'''
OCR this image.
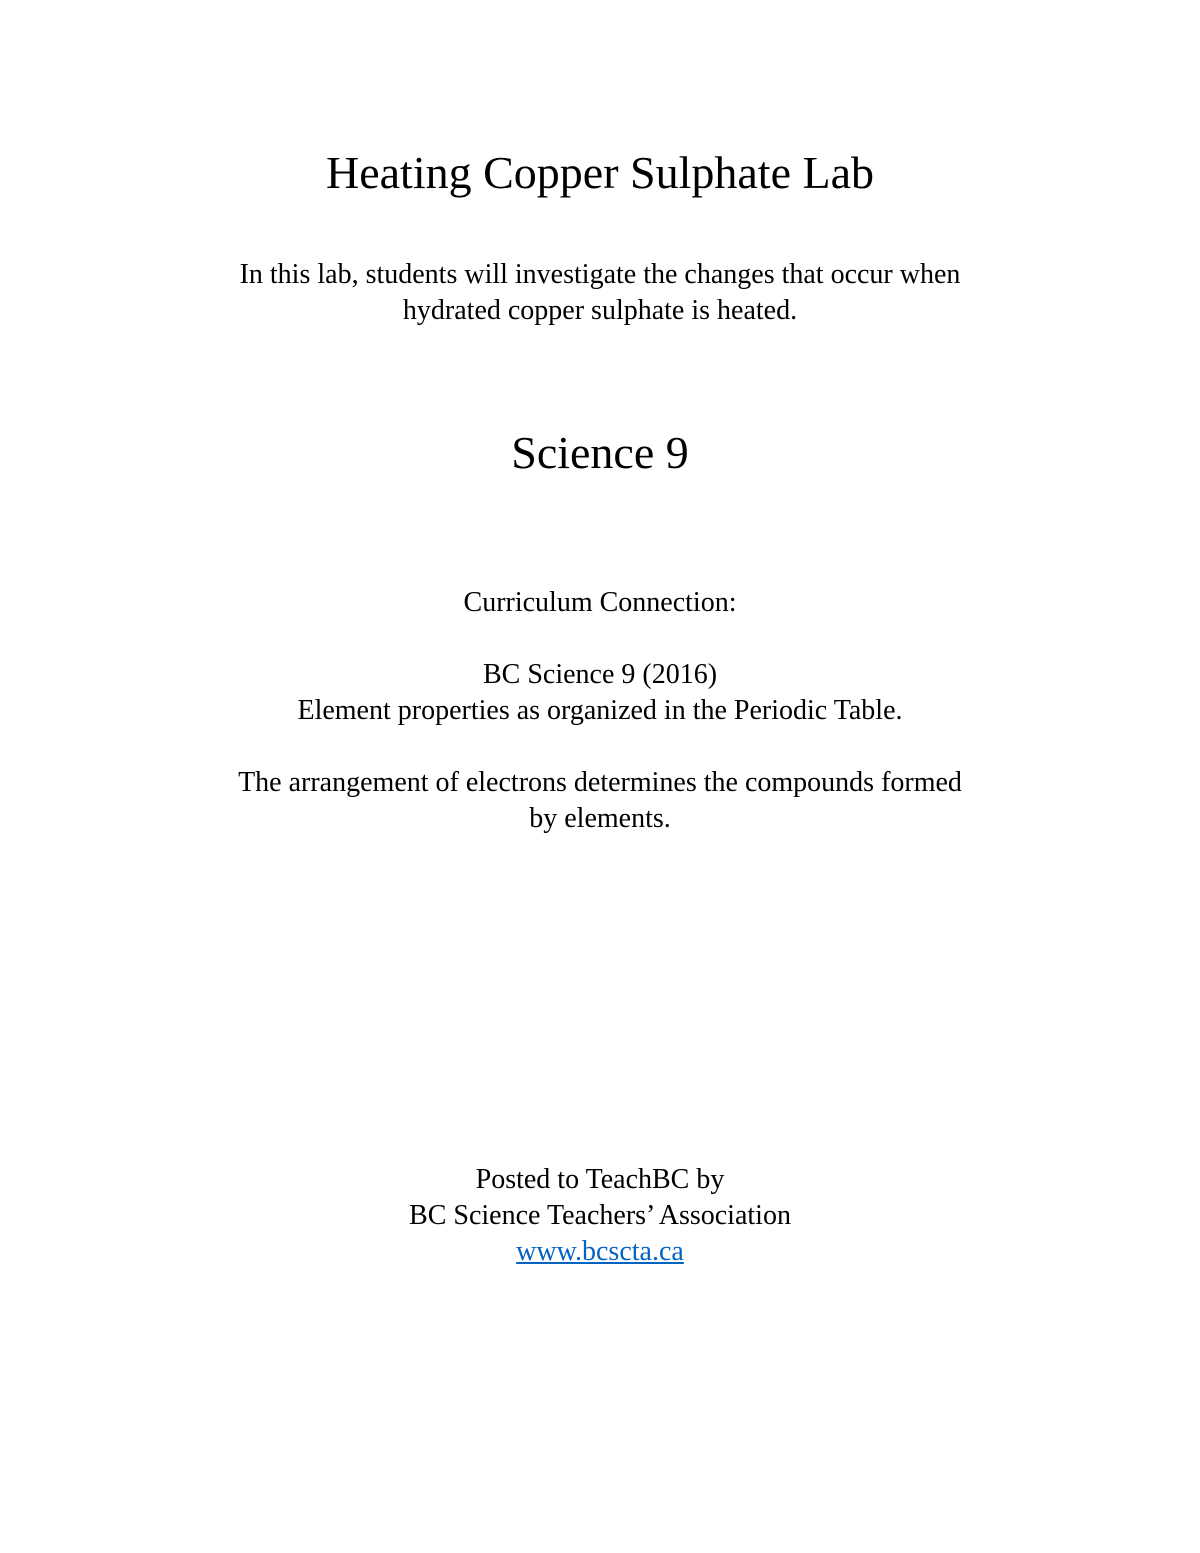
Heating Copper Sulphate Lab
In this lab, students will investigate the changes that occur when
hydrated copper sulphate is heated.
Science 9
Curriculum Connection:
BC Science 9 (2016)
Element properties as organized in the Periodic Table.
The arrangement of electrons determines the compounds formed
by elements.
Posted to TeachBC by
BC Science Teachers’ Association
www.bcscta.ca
'''
▸ Your instructions:
Read the lines above. Gather those in which the string "this" is found.

▸ The output:
OCR this image.
In this lab, students will investigate the changes that occur when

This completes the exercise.